What to do: Restate all the material verbatim, except for the pictures.

### Given information

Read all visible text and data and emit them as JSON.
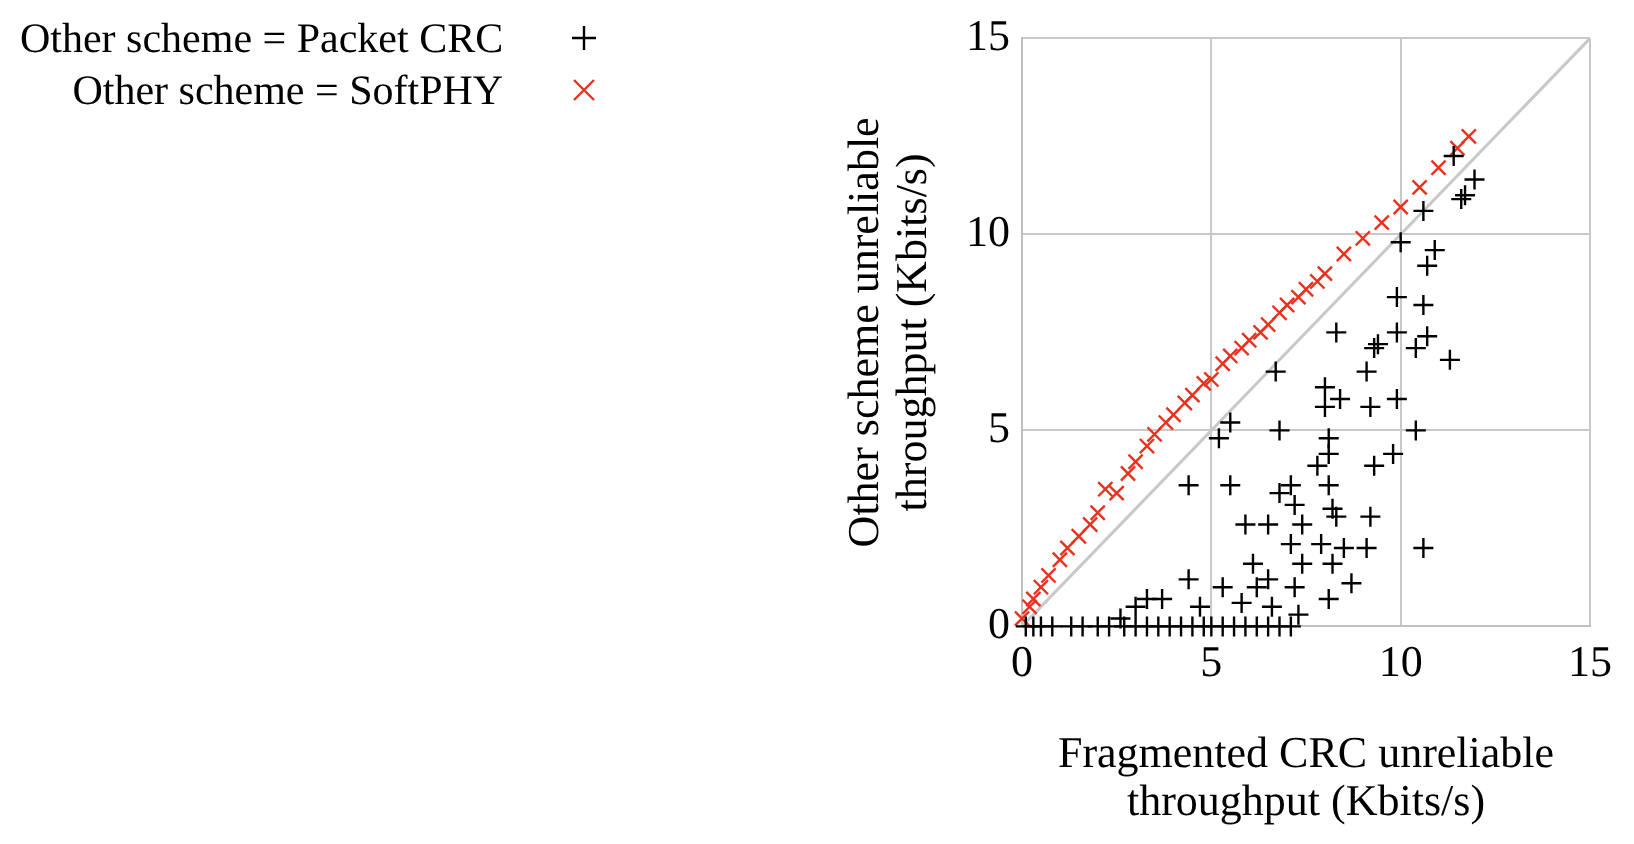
{
  "chart_data": {
    "type": "scatter",
    "xlabel": "Fragmented CRC unreliable throughput (Kbits/s)",
    "ylabel": "Other scheme unreliable throughput (Kbits/s)",
    "xlim": [
      0,
      15
    ],
    "ylim": [
      0,
      15
    ],
    "xticks": [
      0,
      5,
      10,
      15
    ],
    "yticks": [
      0,
      5,
      10,
      15
    ],
    "grid": true,
    "legend": "top left",
    "series": [
      {
        "name": "Other scheme = Packet CRC",
        "color": "#000000",
        "marker": "plus",
        "x": [
          0.1,
          0.3,
          0.5,
          0.8,
          1.3,
          1.6,
          2.0,
          2.3,
          2.7,
          3.0,
          3.3,
          3.6,
          3.9,
          4.2,
          4.5,
          4.8,
          5.0,
          5.3,
          5.6,
          5.9,
          6.2,
          6.5,
          6.8,
          7.1,
          2.6,
          7.3,
          6.6,
          5.8,
          4.7,
          3.0,
          3.7,
          3.3,
          8.1,
          7.2,
          6.2,
          5.3,
          8.7,
          6.5,
          4.4,
          8.2,
          7.4,
          6.1,
          10.6,
          9.1,
          8.5,
          7.9,
          7.1,
          7.4,
          6.5,
          5.9,
          9.2,
          8.3,
          8.2,
          7.2,
          8.1,
          7.1,
          6.8,
          5.5,
          4.4,
          7.8,
          9.3,
          9.8,
          8.1,
          8.1,
          5.2,
          10.4,
          6.8,
          5.5,
          9.9,
          9.2,
          8.0,
          8.4,
          8.0,
          6.7,
          9.1,
          11.3,
          10.4,
          9.3,
          9.4,
          10.7,
          9.9,
          8.3,
          10.6,
          9.9,
          10.7,
          10.9,
          10.0,
          10.6,
          11.6,
          11.7,
          11.95,
          11.4
        ],
        "values": [
          0,
          0,
          0,
          0,
          0,
          0,
          0,
          0,
          0,
          0,
          0,
          0,
          0,
          0,
          0,
          0,
          0,
          0,
          0,
          0,
          0,
          0,
          0,
          0,
          0.2,
          0.3,
          0.5,
          0.6,
          0.5,
          0.5,
          0.7,
          0.7,
          0.7,
          1.0,
          1.0,
          1.0,
          1.1,
          1.2,
          1.2,
          1.6,
          1.6,
          1.6,
          2.0,
          2.0,
          2.0,
          2.1,
          2.1,
          2.6,
          2.6,
          2.6,
          2.8,
          2.8,
          3.0,
          3.1,
          3.6,
          3.6,
          3.4,
          3.6,
          3.6,
          4.1,
          4.1,
          4.4,
          4.4,
          4.8,
          4.8,
          5.0,
          5.0,
          5.2,
          5.8,
          5.6,
          5.6,
          5.8,
          6.1,
          6.5,
          6.5,
          6.8,
          7.1,
          7.1,
          7.2,
          7.4,
          7.5,
          7.5,
          8.2,
          8.4,
          9.2,
          9.6,
          9.8,
          10.6,
          10.9,
          11.0,
          11.4,
          12.0
        ]
      },
      {
        "name": "Other scheme = SoftPHY",
        "color": "#e8321e",
        "marker": "cross",
        "x": [
          0,
          0.2,
          0.3,
          0.5,
          0.7,
          1,
          1.2,
          1.5,
          1.8,
          2,
          2.2,
          2.5,
          2.8,
          3,
          3.3,
          3.5,
          3.8,
          4,
          4.3,
          4.5,
          4.8,
          5,
          5.3,
          5.5,
          5.8,
          6,
          6.3,
          6.5,
          6.8,
          7,
          7.3,
          7.5,
          7.8,
          8,
          8.5,
          9,
          9.5,
          10,
          10.5,
          11,
          11.5,
          11.8
        ],
        "values": [
          0.2,
          0.5,
          0.7,
          1.0,
          1.3,
          1.7,
          2.0,
          2.3,
          2.6,
          2.9,
          3.5,
          3.4,
          3.9,
          4.2,
          4.6,
          4.9,
          5.2,
          5.4,
          5.7,
          5.9,
          6.2,
          6.3,
          6.7,
          6.9,
          7.1,
          7.3,
          7.5,
          7.7,
          8.0,
          8.2,
          8.4,
          8.6,
          8.8,
          9.0,
          9.5,
          9.9,
          10.3,
          10.7,
          11.2,
          11.7,
          12.2,
          12.5
        ]
      },
      {
        "type": "line",
        "color": "#c8c8c8",
        "marker": "none",
        "x": [
          0,
          15
        ],
        "values": [
          0,
          15
        ]
      }
    ]
  }
}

######

Answer for this exercise:
Read all visible text and data and emit them as JSON.
{
  "chart_data": {
    "type": "scatter",
    "xlabel": "Fragmented CRC unreliable throughput (Kbits/s)",
    "ylabel": "Other scheme unreliable throughput (Kbits/s)",
    "xlim": [
      0,
      15
    ],
    "ylim": [
      0,
      15
    ],
    "xticks": [
      0,
      5,
      10,
      15
    ],
    "yticks": [
      0,
      5,
      10,
      15
    ],
    "grid": true,
    "legend": "top left",
    "series": [
      {
        "name": "Other scheme = Packet CRC",
        "color": "#000000",
        "marker": "plus",
        "x": [
          0.1,
          0.3,
          0.5,
          0.8,
          1.3,
          1.6,
          2.0,
          2.3,
          2.7,
          3.0,
          3.3,
          3.6,
          3.9,
          4.2,
          4.5,
          4.8,
          5.0,
          5.3,
          5.6,
          5.9,
          6.2,
          6.5,
          6.8,
          7.1,
          2.6,
          7.3,
          6.6,
          5.8,
          4.7,
          3.0,
          3.7,
          3.3,
          8.1,
          7.2,
          6.2,
          5.3,
          8.7,
          6.5,
          4.4,
          8.2,
          7.4,
          6.1,
          10.6,
          9.1,
          8.5,
          7.9,
          7.1,
          7.4,
          6.5,
          5.9,
          9.2,
          8.3,
          8.2,
          7.2,
          8.1,
          7.1,
          6.8,
          5.5,
          4.4,
          7.8,
          9.3,
          9.8,
          8.1,
          8.1,
          5.2,
          10.4,
          6.8,
          5.5,
          9.9,
          9.2,
          8.0,
          8.4,
          8.0,
          6.7,
          9.1,
          11.3,
          10.4,
          9.3,
          9.4,
          10.7,
          9.9,
          8.3,
          10.6,
          9.9,
          10.7,
          10.9,
          10.0,
          10.6,
          11.6,
          11.7,
          11.95,
          11.4
        ],
        "values": [
          0,
          0,
          0,
          0,
          0,
          0,
          0,
          0,
          0,
          0,
          0,
          0,
          0,
          0,
          0,
          0,
          0,
          0,
          0,
          0,
          0,
          0,
          0,
          0,
          0.2,
          0.3,
          0.5,
          0.6,
          0.5,
          0.5,
          0.7,
          0.7,
          0.7,
          1.0,
          1.0,
          1.0,
          1.1,
          1.2,
          1.2,
          1.6,
          1.6,
          1.6,
          2.0,
          2.0,
          2.0,
          2.1,
          2.1,
          2.6,
          2.6,
          2.6,
          2.8,
          2.8,
          3.0,
          3.1,
          3.6,
          3.6,
          3.4,
          3.6,
          3.6,
          4.1,
          4.1,
          4.4,
          4.4,
          4.8,
          4.8,
          5.0,
          5.0,
          5.2,
          5.8,
          5.6,
          5.6,
          5.8,
          6.1,
          6.5,
          6.5,
          6.8,
          7.1,
          7.1,
          7.2,
          7.4,
          7.5,
          7.5,
          8.2,
          8.4,
          9.2,
          9.6,
          9.8,
          10.6,
          10.9,
          11.0,
          11.4,
          12.0
        ]
      },
      {
        "name": "Other scheme = SoftPHY",
        "color": "#e8321e",
        "marker": "cross",
        "x": [
          0,
          0.2,
          0.3,
          0.5,
          0.7,
          1,
          1.2,
          1.5,
          1.8,
          2,
          2.2,
          2.5,
          2.8,
          3,
          3.3,
          3.5,
          3.8,
          4,
          4.3,
          4.5,
          4.8,
          5,
          5.3,
          5.5,
          5.8,
          6,
          6.3,
          6.5,
          6.8,
          7,
          7.3,
          7.5,
          7.8,
          8,
          8.5,
          9,
          9.5,
          10,
          10.5,
          11,
          11.5,
          11.8
        ],
        "values": [
          0.2,
          0.5,
          0.7,
          1.0,
          1.3,
          1.7,
          2.0,
          2.3,
          2.6,
          2.9,
          3.5,
          3.4,
          3.9,
          4.2,
          4.6,
          4.9,
          5.2,
          5.4,
          5.7,
          5.9,
          6.2,
          6.3,
          6.7,
          6.9,
          7.1,
          7.3,
          7.5,
          7.7,
          8.0,
          8.2,
          8.4,
          8.6,
          8.8,
          9.0,
          9.5,
          9.9,
          10.3,
          10.7,
          11.2,
          11.7,
          12.2,
          12.5
        ]
      },
      {
        "type": "line",
        "color": "#c8c8c8",
        "marker": "none",
        "x": [
          0,
          15
        ],
        "values": [
          0,
          15
        ]
      }
    ]
  }
}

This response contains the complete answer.